:: PROVIDED RECORDS ::
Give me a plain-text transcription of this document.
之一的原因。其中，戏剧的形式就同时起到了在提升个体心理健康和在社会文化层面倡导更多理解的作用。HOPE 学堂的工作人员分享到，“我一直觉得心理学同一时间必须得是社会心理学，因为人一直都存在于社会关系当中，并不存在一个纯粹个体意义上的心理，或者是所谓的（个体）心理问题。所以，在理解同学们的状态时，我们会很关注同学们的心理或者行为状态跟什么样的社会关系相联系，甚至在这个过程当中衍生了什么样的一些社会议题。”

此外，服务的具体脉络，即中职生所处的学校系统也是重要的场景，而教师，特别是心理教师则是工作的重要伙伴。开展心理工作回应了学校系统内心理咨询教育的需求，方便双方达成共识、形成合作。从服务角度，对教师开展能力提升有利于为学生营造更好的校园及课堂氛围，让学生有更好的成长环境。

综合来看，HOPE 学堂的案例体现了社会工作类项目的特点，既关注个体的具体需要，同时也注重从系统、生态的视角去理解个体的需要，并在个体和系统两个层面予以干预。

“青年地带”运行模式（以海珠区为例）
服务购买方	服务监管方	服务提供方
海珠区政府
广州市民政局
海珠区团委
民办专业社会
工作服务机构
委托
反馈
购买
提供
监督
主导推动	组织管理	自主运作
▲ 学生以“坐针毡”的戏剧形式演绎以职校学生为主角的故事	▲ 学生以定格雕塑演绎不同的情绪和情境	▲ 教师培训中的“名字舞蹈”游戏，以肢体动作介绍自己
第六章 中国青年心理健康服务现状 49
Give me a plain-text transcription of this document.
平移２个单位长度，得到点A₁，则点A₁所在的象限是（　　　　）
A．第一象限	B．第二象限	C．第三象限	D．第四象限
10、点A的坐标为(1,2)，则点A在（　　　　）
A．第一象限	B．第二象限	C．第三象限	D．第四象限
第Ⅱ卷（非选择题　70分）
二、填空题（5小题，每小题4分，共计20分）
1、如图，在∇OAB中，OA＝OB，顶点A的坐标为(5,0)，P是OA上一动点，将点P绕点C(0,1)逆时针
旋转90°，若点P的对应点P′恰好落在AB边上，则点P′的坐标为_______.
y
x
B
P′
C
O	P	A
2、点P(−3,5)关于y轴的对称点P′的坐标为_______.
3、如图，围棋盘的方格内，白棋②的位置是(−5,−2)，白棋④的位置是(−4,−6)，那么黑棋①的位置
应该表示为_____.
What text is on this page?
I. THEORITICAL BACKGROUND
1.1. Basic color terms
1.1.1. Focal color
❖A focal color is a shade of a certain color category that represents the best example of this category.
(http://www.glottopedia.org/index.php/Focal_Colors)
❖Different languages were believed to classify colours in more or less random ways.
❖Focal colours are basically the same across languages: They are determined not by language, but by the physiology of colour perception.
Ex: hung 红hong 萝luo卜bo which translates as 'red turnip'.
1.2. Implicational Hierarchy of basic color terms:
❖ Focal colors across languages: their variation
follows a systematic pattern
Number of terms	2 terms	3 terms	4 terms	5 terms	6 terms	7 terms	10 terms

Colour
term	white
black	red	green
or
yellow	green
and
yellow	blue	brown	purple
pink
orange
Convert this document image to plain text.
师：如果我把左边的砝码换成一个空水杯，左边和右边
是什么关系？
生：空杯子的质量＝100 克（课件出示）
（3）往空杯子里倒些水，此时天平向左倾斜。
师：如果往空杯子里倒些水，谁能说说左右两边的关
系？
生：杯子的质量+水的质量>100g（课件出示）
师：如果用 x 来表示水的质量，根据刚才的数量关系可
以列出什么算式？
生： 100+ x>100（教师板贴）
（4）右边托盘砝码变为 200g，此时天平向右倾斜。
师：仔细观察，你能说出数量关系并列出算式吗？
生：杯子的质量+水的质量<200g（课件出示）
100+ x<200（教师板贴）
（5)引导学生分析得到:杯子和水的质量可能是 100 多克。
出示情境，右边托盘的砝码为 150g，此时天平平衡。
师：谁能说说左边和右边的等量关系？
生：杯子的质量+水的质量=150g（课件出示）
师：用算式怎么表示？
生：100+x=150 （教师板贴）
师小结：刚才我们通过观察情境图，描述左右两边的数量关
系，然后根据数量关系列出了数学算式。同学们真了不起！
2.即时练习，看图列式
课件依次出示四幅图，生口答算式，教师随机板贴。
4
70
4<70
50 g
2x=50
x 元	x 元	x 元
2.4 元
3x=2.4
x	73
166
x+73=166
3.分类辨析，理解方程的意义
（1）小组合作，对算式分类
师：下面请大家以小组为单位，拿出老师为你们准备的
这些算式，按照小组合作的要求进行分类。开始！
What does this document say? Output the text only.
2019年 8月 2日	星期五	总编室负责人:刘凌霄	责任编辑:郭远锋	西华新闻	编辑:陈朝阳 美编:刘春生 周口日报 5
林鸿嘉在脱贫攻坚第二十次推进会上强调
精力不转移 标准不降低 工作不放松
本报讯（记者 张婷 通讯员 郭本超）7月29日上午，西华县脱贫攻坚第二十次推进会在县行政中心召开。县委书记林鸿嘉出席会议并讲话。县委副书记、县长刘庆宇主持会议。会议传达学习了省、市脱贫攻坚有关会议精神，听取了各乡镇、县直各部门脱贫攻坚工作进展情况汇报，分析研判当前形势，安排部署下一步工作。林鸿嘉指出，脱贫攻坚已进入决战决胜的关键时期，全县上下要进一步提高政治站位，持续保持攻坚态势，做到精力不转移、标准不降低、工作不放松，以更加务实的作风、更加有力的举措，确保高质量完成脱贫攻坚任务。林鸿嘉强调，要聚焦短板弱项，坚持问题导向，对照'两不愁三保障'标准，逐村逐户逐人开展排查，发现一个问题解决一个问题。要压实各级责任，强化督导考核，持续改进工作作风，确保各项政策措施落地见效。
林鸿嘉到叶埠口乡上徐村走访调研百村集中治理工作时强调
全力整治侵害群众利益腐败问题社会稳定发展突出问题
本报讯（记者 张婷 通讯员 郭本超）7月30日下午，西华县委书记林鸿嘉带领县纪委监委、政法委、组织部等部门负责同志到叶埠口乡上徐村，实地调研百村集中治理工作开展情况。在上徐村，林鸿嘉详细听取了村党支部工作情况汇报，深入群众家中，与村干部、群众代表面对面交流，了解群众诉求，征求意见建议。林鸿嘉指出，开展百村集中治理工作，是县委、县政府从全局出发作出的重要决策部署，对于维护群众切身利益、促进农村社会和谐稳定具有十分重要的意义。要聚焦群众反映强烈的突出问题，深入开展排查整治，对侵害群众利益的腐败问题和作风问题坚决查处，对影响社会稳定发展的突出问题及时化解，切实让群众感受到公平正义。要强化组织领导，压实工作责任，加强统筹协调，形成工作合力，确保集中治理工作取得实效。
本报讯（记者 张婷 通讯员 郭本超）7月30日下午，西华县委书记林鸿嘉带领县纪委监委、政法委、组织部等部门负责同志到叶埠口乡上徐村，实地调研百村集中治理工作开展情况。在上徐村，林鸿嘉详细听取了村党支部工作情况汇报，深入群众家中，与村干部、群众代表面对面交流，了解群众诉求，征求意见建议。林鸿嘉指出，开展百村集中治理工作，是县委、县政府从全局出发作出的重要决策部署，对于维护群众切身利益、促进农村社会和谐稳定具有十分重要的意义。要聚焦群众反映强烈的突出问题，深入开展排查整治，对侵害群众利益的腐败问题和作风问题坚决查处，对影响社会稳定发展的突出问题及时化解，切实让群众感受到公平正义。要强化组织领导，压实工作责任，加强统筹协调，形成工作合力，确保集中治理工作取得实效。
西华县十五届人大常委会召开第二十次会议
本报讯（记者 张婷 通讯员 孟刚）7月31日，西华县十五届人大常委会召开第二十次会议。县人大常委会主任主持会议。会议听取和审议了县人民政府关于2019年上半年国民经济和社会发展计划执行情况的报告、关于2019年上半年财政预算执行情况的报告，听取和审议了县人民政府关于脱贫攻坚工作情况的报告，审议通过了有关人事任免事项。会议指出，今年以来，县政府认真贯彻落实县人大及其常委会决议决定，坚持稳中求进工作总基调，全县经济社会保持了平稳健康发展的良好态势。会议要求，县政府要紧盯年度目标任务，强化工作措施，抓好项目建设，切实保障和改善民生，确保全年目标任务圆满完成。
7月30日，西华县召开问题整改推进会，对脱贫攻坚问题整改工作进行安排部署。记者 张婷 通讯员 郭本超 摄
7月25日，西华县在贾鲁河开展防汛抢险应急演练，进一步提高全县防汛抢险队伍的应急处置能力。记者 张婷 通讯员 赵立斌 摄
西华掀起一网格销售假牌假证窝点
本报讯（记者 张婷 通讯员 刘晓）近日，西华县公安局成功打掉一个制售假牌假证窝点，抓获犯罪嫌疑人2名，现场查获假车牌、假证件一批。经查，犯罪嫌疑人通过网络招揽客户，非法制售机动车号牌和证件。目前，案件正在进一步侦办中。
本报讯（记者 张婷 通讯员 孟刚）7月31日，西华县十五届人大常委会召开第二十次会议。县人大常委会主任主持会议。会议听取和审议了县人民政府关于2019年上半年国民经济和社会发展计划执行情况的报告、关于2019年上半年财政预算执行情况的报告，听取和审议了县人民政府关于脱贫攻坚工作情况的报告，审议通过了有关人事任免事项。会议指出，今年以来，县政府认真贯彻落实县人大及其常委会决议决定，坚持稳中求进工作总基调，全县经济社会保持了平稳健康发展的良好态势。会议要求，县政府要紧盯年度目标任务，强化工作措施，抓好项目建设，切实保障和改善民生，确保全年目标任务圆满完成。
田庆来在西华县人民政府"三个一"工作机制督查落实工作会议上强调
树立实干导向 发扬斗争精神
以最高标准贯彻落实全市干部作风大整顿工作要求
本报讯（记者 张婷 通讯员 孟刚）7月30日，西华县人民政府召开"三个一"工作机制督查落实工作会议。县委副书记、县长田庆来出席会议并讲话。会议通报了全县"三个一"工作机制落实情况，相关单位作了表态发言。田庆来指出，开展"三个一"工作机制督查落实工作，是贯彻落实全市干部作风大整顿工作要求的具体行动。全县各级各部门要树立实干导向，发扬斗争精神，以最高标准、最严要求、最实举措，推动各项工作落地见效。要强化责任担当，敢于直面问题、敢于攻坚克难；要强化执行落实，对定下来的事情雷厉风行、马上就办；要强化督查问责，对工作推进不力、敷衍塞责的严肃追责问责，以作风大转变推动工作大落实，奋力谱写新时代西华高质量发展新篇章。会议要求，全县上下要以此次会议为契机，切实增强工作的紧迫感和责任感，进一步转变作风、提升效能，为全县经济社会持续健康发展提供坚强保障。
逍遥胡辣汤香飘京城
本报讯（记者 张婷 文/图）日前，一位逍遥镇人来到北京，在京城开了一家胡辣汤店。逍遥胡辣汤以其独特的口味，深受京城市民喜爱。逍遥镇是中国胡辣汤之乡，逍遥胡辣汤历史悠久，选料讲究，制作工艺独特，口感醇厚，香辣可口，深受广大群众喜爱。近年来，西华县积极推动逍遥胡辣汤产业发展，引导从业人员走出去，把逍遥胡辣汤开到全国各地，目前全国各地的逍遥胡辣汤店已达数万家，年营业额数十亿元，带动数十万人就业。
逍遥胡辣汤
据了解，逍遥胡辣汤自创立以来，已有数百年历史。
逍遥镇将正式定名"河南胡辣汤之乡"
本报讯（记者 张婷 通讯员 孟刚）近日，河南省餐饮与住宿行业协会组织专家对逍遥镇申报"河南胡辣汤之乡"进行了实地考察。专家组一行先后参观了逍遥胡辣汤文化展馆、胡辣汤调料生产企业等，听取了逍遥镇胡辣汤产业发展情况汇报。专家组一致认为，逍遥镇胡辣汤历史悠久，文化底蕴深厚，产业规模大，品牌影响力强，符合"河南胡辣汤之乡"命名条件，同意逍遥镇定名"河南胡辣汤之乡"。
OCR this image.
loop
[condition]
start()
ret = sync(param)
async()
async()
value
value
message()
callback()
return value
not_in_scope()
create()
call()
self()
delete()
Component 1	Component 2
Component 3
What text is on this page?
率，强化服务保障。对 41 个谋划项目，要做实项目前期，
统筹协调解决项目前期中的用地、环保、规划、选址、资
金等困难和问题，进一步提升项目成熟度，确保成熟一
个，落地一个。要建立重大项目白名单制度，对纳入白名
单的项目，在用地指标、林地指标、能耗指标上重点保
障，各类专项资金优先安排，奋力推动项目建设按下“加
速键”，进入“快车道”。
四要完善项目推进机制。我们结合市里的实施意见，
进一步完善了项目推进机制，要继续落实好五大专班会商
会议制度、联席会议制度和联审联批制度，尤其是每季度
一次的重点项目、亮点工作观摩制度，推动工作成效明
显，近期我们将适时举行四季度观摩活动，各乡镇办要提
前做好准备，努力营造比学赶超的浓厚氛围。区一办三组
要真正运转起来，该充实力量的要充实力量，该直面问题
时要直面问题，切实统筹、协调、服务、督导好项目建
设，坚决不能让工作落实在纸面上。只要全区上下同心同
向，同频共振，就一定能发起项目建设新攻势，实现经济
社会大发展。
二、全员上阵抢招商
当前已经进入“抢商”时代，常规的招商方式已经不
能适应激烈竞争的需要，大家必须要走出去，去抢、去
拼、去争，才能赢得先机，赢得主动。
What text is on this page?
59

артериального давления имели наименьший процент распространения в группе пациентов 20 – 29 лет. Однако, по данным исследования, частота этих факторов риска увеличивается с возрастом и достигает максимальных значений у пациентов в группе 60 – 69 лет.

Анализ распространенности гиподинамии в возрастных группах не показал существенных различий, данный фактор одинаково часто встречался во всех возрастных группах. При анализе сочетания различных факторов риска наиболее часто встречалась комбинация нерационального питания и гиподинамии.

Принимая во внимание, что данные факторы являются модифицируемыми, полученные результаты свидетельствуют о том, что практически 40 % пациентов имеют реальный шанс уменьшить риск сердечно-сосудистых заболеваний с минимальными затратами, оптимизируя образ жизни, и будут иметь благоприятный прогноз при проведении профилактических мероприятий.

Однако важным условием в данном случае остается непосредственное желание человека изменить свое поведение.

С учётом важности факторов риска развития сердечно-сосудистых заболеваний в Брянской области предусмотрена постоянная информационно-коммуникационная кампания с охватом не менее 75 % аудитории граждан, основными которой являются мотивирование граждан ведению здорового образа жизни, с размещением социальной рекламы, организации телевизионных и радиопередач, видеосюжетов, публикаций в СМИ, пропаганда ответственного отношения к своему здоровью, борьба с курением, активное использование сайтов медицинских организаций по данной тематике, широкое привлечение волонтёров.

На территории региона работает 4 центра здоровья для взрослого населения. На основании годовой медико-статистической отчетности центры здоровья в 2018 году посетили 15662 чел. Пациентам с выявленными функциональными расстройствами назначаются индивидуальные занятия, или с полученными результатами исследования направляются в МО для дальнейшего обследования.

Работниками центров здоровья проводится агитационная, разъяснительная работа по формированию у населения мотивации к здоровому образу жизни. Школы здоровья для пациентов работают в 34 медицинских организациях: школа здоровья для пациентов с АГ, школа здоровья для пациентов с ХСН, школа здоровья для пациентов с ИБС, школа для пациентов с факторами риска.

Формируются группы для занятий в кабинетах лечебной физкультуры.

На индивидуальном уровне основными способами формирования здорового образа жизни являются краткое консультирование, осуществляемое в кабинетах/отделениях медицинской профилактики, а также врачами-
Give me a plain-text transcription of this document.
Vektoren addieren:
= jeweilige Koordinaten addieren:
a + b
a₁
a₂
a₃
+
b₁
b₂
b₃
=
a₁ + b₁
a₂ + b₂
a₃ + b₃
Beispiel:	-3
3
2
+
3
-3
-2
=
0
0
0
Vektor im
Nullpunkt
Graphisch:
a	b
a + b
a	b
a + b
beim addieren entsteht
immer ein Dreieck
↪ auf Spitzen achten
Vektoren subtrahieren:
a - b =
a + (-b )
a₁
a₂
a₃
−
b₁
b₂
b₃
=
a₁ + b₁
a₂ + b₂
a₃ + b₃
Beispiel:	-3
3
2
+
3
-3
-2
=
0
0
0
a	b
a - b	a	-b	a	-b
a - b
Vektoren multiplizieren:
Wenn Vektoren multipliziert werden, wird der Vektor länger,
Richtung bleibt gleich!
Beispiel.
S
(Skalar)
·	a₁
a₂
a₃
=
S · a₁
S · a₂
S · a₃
:::
*WHAT YOU ARE ASKED TO DO*. Give the number of lines in the listing above that hold the string "colours", with nothing else.

*OUTPUT FOR THIS TASK*. 2